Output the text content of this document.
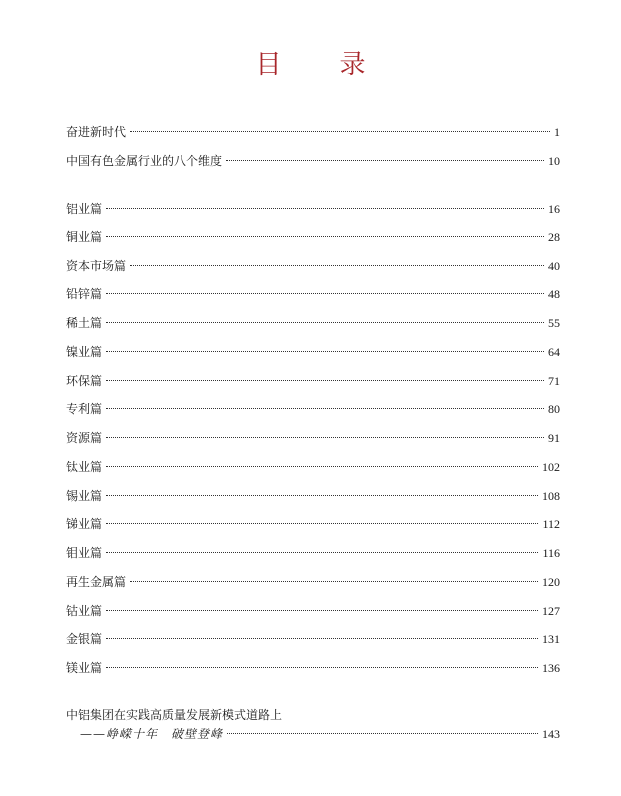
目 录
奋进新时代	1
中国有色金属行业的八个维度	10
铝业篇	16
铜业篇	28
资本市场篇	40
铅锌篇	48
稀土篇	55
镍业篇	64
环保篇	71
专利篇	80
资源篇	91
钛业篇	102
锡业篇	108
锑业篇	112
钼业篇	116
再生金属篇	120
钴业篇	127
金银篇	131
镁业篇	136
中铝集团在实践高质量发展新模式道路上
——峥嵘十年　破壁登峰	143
...
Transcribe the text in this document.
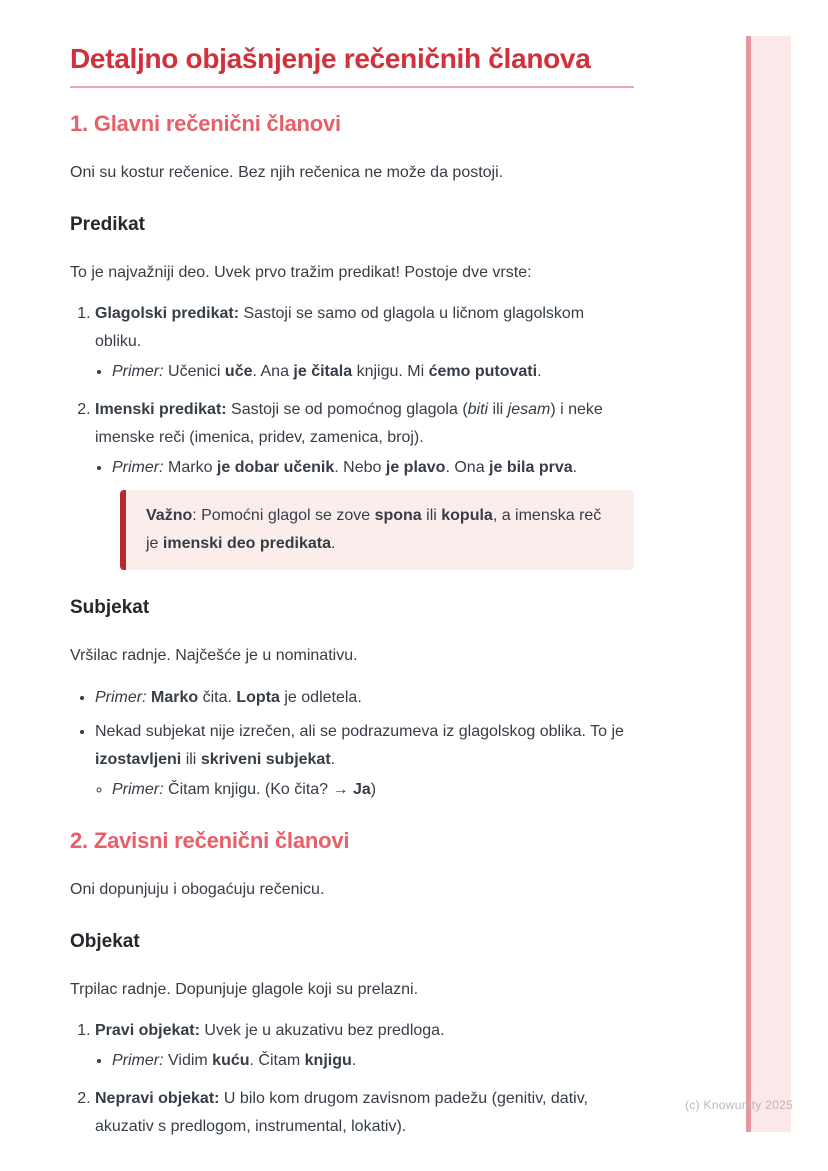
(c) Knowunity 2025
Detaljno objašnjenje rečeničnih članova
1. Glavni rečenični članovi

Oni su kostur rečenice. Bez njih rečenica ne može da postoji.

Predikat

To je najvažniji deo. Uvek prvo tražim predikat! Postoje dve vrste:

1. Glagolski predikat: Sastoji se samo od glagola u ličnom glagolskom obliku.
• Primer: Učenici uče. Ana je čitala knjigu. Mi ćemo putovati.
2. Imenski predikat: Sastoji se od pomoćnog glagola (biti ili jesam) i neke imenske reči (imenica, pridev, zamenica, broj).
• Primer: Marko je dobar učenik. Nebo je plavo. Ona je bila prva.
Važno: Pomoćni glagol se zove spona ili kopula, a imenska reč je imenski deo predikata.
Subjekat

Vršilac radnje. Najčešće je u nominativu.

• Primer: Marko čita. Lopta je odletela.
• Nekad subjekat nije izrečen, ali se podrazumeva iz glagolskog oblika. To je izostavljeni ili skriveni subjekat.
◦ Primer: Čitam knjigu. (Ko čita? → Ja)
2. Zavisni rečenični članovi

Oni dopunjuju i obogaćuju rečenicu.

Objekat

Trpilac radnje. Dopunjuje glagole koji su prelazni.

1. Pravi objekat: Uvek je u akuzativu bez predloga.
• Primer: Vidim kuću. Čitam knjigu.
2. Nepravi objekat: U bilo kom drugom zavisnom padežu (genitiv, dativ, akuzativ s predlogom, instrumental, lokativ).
...
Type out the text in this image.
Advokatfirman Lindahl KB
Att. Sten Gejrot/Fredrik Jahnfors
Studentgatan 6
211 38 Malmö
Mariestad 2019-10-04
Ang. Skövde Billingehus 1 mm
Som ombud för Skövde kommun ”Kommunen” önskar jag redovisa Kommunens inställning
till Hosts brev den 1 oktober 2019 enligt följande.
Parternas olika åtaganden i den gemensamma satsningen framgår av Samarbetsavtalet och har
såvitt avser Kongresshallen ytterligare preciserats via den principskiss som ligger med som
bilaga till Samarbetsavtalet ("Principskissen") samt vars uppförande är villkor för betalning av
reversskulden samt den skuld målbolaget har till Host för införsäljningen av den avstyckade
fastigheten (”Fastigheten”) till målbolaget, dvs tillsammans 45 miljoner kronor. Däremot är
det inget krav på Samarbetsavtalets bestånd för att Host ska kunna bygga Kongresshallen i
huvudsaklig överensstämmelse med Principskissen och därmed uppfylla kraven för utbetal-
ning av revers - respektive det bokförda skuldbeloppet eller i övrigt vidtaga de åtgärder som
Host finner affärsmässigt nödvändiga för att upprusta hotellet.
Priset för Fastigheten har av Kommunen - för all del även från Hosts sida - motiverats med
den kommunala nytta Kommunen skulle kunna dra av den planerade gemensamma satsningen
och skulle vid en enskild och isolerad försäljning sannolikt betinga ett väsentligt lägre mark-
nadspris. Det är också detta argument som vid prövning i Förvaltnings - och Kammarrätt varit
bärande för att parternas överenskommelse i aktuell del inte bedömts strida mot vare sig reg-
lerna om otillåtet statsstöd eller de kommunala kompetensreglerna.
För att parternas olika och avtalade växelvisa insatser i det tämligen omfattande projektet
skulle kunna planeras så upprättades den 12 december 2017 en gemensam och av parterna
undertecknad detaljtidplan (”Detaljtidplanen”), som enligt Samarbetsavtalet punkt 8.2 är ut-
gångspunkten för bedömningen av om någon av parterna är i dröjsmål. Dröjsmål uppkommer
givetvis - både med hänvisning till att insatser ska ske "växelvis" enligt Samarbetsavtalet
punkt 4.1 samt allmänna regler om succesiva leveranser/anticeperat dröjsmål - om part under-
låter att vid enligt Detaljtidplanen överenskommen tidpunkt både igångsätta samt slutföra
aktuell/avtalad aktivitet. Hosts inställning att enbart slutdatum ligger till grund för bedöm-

EXERCISE PROMPT: Extract all lines containing the word "dröjsmål".

EXERCISE ANSWER:
gångspunkten för bedömningen av om någon av parterna är i dröjsmål. Dröjsmål uppkommer
punkt 4.1 samt allmänna regler om succesiva leveranser/anticeperat dröjsmål - om part under-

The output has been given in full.